Transcribe all the entries word for word, but omit the images.

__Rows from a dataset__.
§ §

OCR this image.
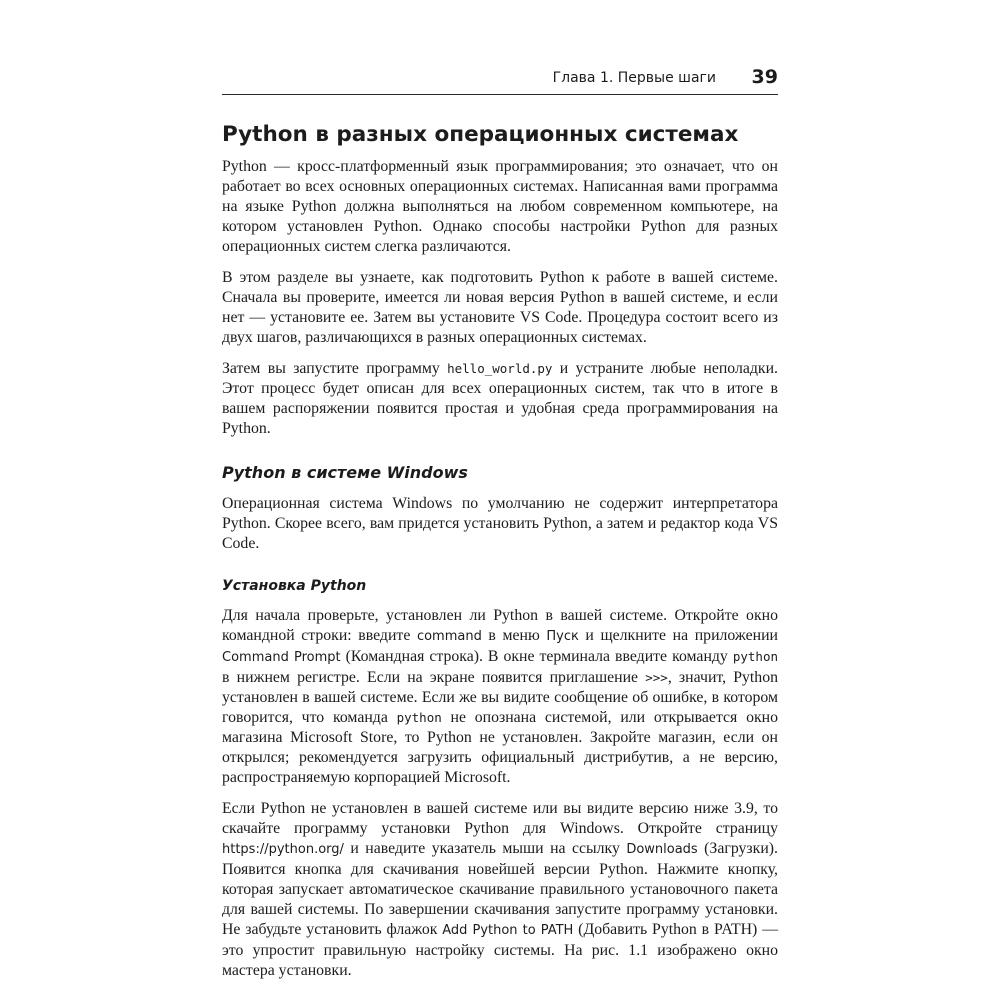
Глава 1. Первые шаги 39
Python в разных операционных системах

Python — кросс-платформенный язык программирования; это означает, что он работает во всех основных операционных системах. Написанная вами программа на языке Python должна выполняться на любом современном компьютере, на котором установлен Python. Однако способы настройки Python для разных операционных систем слегка различаются.

В этом разделе вы узнаете, как подготовить Python к работе в вашей системе. Сначала вы проверите, имеется ли новая версия Python в вашей системе, и если нет — установите ее. Затем вы установите VS Code. Процедура состоит всего из двух шагов, различающихся в разных операционных системах.

Затем вы запустите программу hello_world.py и устраните любые неполадки. Этот процесс будет описан для всех операционных систем, так что в итоге в вашем распоряжении появится простая и удобная среда программирования на Python.

Python в системе Windows

Операционная система Windows по умолчанию не содержит интерпретатора Python. Скорее всего, вам придется установить Python, а затем и редактор кода VS Code.

Установка Python

Для начала проверьте, установлен ли Python в вашей системе. Откройте окно командной строки: введите command в меню Пуск и щелкните на приложении Command Prompt (Командная строка). В окне терминала введите команду python в нижнем регистре. Если на экране появится приглашение >>>, значит, Python установлен в вашей системе. Если же вы видите сообщение об ошибке, в котором говорится, что команда python не опознана системой, или открывается окно магазина Microsoft Store, то Python не установлен. Закройте магазин, если он открылся; рекомендуется загрузить официальный дистрибутив, а не версию, распространяемую корпорацией Microsoft.

Если Python не установлен в вашей системе или вы видите версию ниже 3.9, то скачайте программу установки Python для Windows. Откройте страницу https://python.org/ и наведите указатель мыши на ссылку Downloads (Загрузки). Появится кнопка для скачивания новейшей версии Python. Нажмите кнопку, которая запускает автоматическое скачивание правильного установочного пакета для вашей системы. По завершении скачивания запустите программу установки. Не забудьте установить флажок Add Python to PATH (Добавить Python в PATH) — это упростит правильную настройку системы. На рис. 1.1 изображено окно мастера установки.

§ §

__In response__.
OCR this image.
Глава 1. Первые шаги 39
Python в разных операционных системах

Python — кросс-платформенный язык программирования; это означает, что он работает во всех основных операционных системах. Написанная вами программа на языке Python должна выполняться на любом современном компьютере, на котором установлен Python. Однако способы настройки Python для разных операционных систем слегка различаются.

В этом разделе вы узнаете, как подготовить Python к работе в вашей системе. Сначала вы проверите, имеется ли новая версия Python в вашей системе, и если нет — установите ее. Затем вы установите VS Code. Процедура состоит всего из двух шагов, различающихся в разных операционных системах.

Затем вы запустите программу hello_world.py и устраните любые неполадки. Этот процесс будет описан для всех операционных систем, так что в итоге в вашем распоряжении появится простая и удобная среда программирования на Python.

Python в системе Windows

Операционная система Windows по умолчанию не содержит интерпретатора Python. Скорее всего, вам придется установить Python, а затем и редактор кода VS Code.

Установка Python

Для начала проверьте, установлен ли Python в вашей системе. Откройте окно командной строки: введите command в меню Пуск и щелкните на приложении Command Prompt (Командная строка). В окне терминала введите команду python в нижнем регистре. Если на экране появится приглашение >>>, значит, Python установлен в вашей системе. Если же вы видите сообщение об ошибке, в котором говорится, что команда python не опознана системой, или открывается окно магазина Microsoft Store, то Python не установлен. Закройте магазин, если он открылся; рекомендуется загрузить официальный дистрибутив, а не версию, распространяемую корпорацией Microsoft.

Если Python не установлен в вашей системе или вы видите версию ниже 3.9, то скачайте программу установки Python для Windows. Откройте страницу https://python.org/ и наведите указатель мыши на ссылку Downloads (Загрузки). Появится кнопка для скачивания новейшей версии Python. Нажмите кнопку, которая запускает автоматическое скачивание правильного установочного пакета для вашей системы. По завершении скачивания запустите программу установки. Не забудьте установить флажок Add Python to PATH (Добавить Python в PATH) — это упростит правильную настройку системы. На рис. 1.1 изображено окно мастера установки.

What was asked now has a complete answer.